_YOUR GOAL_
Copy, from the entries below, each line where the word "Ctrl" can be found.

Start of INFORMATION PROVIDED

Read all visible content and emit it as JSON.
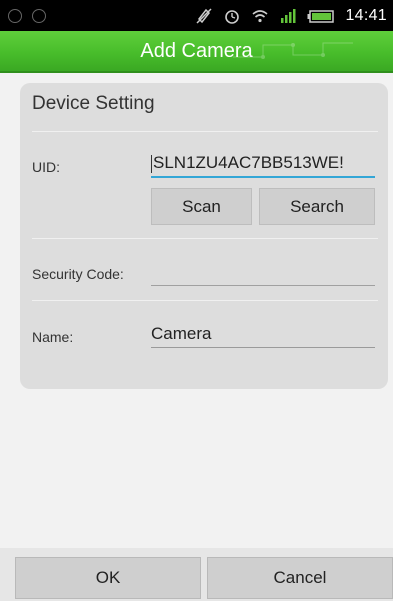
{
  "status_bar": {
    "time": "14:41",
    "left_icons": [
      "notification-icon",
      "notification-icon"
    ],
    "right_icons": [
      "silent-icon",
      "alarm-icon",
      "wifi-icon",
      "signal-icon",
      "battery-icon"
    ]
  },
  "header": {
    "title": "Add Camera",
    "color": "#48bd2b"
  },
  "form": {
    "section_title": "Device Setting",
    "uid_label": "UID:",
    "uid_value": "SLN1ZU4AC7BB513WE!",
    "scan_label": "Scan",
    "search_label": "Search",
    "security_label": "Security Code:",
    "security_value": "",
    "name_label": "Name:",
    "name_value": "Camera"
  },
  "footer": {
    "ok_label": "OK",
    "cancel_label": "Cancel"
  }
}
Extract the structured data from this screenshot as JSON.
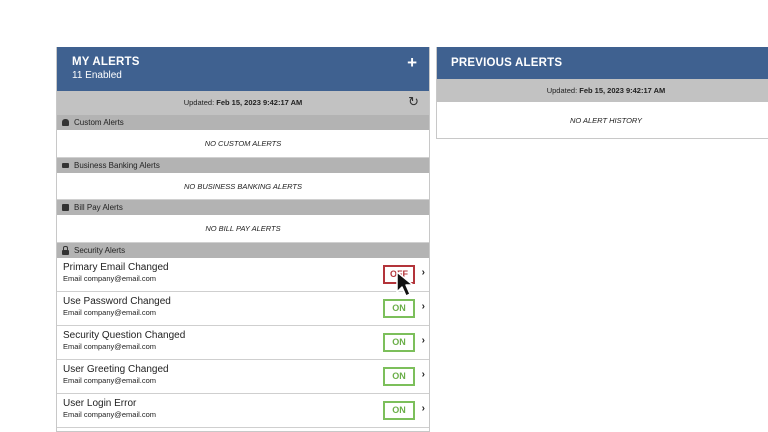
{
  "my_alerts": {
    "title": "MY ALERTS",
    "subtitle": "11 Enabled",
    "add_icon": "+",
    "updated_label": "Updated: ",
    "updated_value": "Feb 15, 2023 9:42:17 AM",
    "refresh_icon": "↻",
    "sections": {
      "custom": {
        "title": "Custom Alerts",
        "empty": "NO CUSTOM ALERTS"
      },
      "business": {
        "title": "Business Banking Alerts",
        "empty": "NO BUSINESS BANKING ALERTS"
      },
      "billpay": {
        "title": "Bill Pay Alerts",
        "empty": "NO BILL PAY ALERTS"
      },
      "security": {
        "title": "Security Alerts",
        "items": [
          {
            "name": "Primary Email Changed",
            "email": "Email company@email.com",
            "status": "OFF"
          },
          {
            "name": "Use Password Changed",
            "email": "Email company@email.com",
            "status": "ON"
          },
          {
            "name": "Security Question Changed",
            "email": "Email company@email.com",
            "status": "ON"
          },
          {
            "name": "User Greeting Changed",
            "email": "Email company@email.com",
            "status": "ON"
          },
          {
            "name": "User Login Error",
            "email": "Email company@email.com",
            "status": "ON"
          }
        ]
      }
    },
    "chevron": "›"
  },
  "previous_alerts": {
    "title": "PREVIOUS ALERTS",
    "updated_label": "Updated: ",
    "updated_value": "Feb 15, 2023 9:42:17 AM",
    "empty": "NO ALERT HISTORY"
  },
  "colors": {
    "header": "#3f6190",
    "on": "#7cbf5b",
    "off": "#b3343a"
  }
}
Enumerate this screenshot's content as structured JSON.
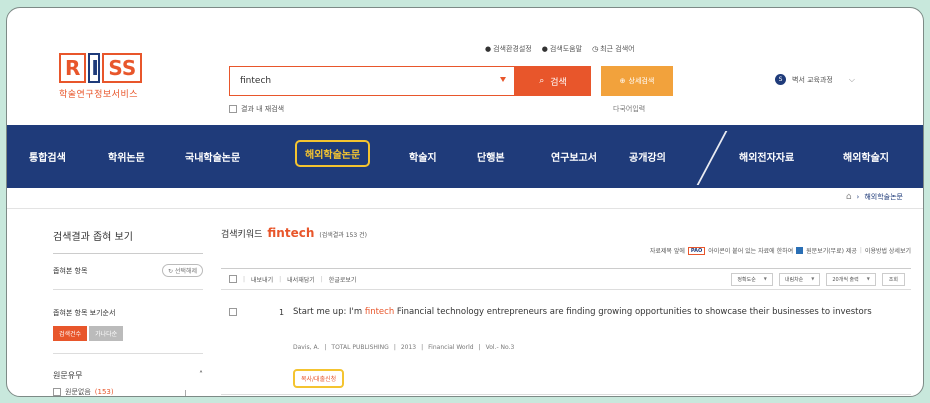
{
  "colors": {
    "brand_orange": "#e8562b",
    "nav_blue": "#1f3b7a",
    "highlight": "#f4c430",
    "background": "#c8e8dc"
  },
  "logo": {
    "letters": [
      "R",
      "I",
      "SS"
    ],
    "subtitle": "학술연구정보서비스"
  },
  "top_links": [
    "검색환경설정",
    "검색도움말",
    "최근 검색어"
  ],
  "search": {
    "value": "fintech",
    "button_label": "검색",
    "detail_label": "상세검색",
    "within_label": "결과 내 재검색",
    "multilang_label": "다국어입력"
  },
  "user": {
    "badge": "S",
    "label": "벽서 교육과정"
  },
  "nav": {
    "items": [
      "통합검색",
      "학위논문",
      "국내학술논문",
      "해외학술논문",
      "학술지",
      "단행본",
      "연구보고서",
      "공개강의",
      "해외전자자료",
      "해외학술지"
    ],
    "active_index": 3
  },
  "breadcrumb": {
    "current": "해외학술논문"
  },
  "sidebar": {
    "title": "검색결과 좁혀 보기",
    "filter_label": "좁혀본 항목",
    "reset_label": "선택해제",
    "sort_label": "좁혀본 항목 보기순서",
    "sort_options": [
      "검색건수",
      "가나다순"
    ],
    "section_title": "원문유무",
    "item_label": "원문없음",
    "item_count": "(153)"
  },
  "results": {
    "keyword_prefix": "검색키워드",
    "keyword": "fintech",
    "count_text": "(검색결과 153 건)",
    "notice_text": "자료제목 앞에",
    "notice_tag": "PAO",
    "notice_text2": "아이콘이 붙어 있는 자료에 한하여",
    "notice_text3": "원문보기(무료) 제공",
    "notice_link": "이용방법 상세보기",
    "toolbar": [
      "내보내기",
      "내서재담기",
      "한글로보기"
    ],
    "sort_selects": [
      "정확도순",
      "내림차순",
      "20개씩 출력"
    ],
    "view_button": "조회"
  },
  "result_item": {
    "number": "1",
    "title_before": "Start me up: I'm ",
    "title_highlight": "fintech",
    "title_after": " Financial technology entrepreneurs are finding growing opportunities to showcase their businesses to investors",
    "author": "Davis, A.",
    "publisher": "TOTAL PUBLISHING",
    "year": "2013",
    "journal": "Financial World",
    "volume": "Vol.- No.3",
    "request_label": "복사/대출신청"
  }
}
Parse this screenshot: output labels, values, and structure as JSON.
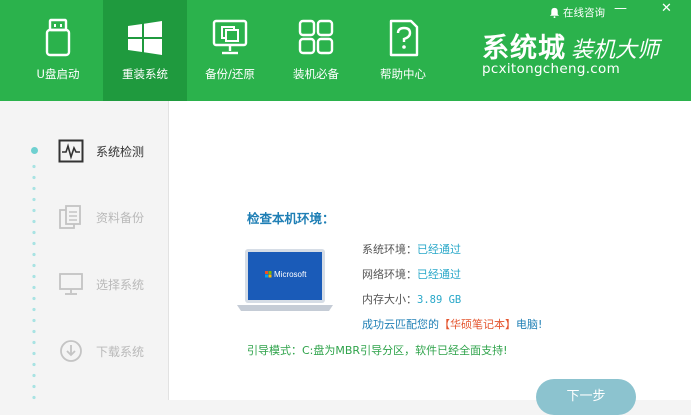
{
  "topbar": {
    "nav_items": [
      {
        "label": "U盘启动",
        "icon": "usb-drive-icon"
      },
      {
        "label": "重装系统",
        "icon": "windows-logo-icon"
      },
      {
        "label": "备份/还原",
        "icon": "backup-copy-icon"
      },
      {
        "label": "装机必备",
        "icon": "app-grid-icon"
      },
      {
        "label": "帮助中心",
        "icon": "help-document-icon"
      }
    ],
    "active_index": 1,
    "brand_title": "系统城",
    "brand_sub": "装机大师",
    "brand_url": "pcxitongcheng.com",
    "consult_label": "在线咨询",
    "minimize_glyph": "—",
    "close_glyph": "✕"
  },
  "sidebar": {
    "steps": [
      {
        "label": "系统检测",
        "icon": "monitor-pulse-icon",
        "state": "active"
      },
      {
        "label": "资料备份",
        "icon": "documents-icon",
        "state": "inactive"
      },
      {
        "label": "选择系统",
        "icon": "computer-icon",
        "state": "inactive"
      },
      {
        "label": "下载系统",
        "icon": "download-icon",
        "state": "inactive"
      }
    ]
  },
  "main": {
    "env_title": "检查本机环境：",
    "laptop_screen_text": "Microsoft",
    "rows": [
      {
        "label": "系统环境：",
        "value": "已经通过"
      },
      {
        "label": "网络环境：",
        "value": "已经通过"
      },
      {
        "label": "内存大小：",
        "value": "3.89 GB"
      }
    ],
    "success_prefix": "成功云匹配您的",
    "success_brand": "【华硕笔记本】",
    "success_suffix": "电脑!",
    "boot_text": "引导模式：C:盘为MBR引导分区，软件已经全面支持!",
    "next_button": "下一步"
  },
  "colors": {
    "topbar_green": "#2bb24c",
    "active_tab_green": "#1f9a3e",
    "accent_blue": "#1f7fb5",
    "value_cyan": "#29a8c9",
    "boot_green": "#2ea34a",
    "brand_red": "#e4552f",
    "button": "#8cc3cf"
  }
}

End of INFORMATION PROVIDED
Start of INFORMATION PROVIDED

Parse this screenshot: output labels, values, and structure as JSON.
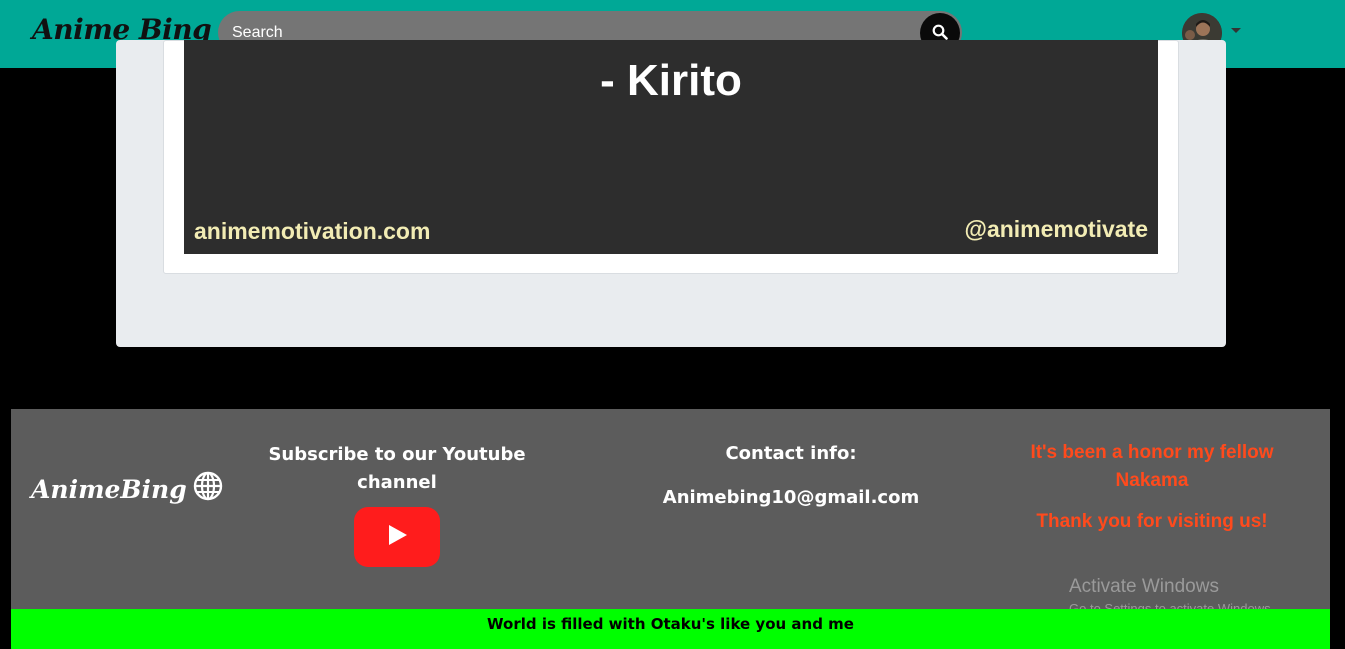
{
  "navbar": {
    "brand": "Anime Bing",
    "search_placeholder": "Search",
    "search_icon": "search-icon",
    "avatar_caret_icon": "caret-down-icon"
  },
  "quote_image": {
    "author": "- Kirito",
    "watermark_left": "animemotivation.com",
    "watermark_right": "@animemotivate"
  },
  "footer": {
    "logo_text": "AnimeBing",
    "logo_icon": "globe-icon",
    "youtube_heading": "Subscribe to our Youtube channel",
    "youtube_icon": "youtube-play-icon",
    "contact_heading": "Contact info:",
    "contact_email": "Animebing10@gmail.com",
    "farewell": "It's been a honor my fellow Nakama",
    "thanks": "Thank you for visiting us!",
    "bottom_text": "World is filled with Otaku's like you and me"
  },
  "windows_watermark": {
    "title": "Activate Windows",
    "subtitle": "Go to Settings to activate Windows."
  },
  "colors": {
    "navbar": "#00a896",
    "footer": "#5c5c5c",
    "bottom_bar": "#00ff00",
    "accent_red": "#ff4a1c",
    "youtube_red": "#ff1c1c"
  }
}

End of INFORMATION PROVIDED
Start of INFORMATION PROVIDED

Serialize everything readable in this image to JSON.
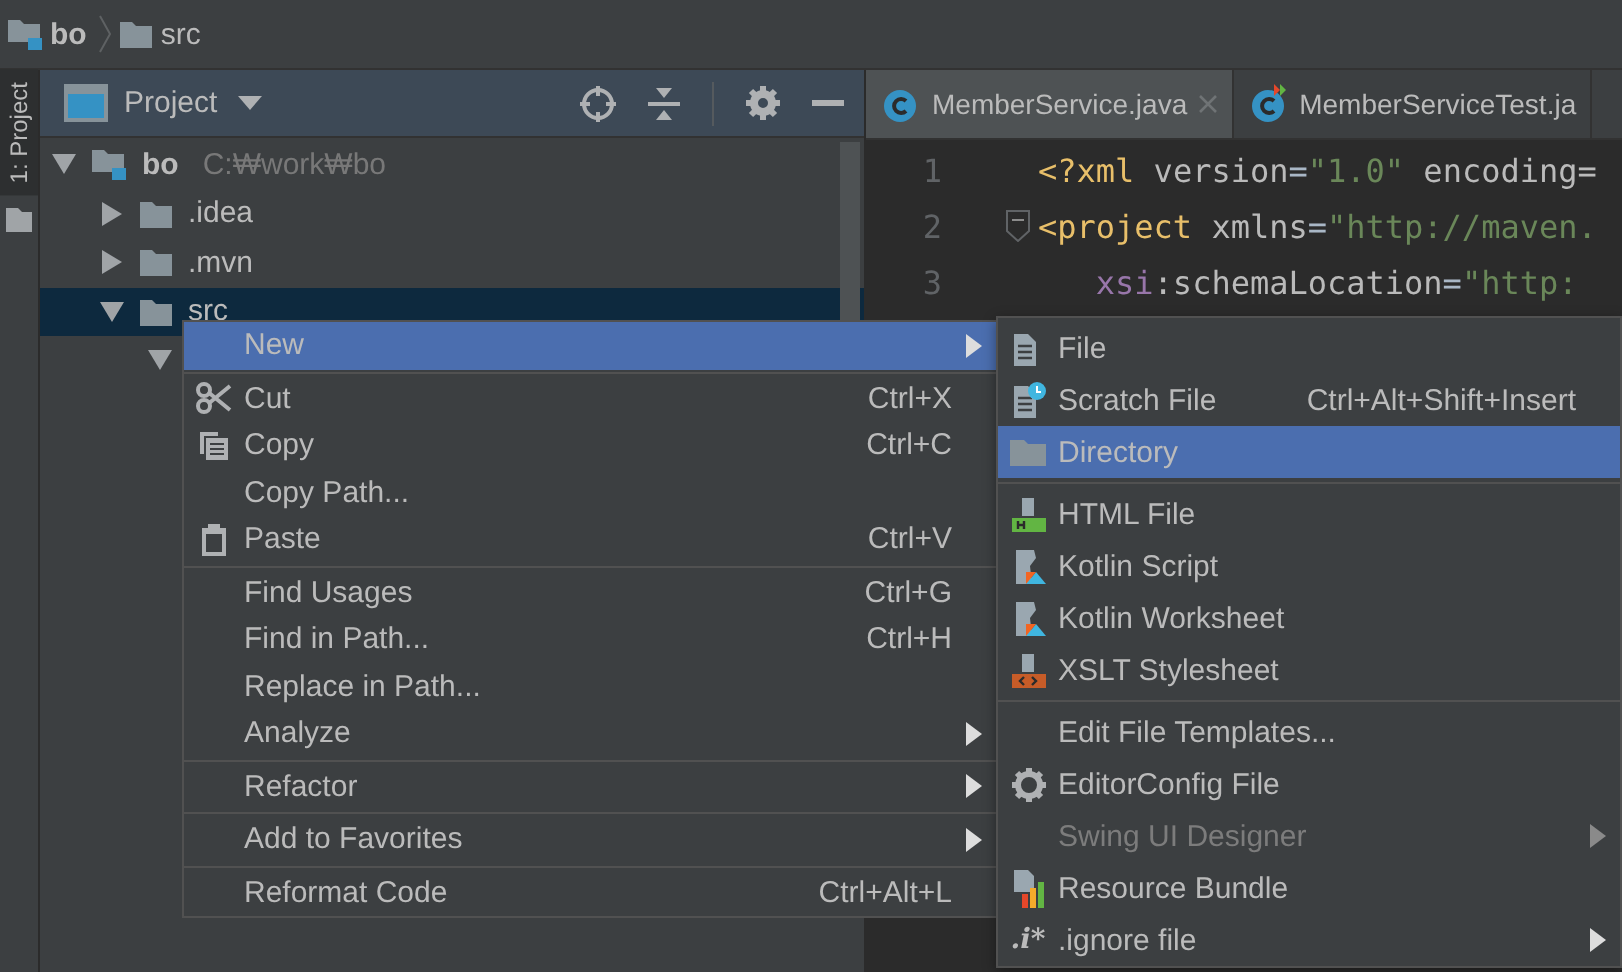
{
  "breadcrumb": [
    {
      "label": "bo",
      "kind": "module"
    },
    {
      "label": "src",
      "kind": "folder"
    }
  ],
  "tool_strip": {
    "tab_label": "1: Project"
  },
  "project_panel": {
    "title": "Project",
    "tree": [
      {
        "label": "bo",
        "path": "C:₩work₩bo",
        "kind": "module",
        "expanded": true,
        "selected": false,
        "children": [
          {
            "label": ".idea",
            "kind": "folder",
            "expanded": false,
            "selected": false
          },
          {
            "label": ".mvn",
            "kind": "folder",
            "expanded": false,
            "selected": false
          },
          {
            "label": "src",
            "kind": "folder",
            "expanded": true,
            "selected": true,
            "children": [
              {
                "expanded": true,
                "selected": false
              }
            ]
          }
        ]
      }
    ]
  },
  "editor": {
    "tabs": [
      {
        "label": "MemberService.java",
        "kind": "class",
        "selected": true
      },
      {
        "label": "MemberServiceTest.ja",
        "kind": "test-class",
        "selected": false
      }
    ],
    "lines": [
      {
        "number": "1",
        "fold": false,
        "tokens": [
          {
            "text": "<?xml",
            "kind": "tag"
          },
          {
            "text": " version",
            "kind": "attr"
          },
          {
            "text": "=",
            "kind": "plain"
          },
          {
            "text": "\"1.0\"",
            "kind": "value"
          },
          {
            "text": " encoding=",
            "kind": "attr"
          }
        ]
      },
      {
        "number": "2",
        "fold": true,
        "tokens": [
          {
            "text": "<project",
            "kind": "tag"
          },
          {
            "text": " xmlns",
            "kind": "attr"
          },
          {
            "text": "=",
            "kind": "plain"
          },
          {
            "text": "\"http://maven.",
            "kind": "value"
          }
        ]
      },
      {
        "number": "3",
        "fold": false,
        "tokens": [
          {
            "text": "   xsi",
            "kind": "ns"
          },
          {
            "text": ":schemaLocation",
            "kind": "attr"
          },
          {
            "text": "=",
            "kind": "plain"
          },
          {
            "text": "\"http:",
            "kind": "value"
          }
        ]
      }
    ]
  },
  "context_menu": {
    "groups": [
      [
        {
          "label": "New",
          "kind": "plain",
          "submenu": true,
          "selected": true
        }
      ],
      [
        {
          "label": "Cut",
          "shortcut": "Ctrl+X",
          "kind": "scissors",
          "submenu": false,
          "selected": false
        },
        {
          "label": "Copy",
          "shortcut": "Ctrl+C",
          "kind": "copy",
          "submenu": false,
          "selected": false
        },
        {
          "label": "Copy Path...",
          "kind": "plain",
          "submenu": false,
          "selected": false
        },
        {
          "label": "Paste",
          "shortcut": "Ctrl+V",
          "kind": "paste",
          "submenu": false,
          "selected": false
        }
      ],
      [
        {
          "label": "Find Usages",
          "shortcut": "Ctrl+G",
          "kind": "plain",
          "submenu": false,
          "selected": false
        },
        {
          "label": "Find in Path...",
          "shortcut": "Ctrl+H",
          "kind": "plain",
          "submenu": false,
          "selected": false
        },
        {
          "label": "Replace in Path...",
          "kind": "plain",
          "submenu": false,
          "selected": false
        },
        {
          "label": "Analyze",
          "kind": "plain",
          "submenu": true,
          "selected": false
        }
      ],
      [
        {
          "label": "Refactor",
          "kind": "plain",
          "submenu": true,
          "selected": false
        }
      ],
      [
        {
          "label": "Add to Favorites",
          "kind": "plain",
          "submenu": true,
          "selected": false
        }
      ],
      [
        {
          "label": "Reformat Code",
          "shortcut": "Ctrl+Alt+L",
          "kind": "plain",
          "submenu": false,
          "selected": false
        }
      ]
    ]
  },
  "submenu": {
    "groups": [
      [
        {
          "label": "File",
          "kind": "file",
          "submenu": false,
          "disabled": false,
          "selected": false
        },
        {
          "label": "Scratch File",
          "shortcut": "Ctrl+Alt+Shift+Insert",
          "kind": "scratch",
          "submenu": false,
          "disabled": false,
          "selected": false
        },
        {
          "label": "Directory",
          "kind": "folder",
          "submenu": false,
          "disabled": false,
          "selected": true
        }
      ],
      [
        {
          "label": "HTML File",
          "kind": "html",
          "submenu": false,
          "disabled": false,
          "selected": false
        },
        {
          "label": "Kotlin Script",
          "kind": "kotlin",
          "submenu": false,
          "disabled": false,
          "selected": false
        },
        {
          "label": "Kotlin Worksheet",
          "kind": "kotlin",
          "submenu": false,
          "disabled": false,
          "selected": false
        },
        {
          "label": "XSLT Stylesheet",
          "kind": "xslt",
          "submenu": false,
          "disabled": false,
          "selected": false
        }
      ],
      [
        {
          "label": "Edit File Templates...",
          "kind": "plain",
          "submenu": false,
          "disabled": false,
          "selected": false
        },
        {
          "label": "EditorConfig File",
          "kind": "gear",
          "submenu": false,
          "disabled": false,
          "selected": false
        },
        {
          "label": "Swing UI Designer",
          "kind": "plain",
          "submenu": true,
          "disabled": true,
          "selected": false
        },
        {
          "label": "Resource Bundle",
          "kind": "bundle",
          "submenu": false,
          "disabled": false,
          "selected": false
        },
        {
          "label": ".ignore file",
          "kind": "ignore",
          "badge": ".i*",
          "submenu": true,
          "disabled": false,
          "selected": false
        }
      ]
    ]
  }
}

End of INFORMATION PROVIDED

_EXERCISE RESPONSE_
          "shortcut": "Ctrl+X",
          "shortcut": "Ctrl+C",
          "shortcut": "Ctrl+V",
          "shortcut": "Ctrl+G",
          "shortcut": "Ctrl+H",
          "shortcut": "Ctrl+Alt+L",
          "shortcut": "Ctrl+Alt+Shift+Insert",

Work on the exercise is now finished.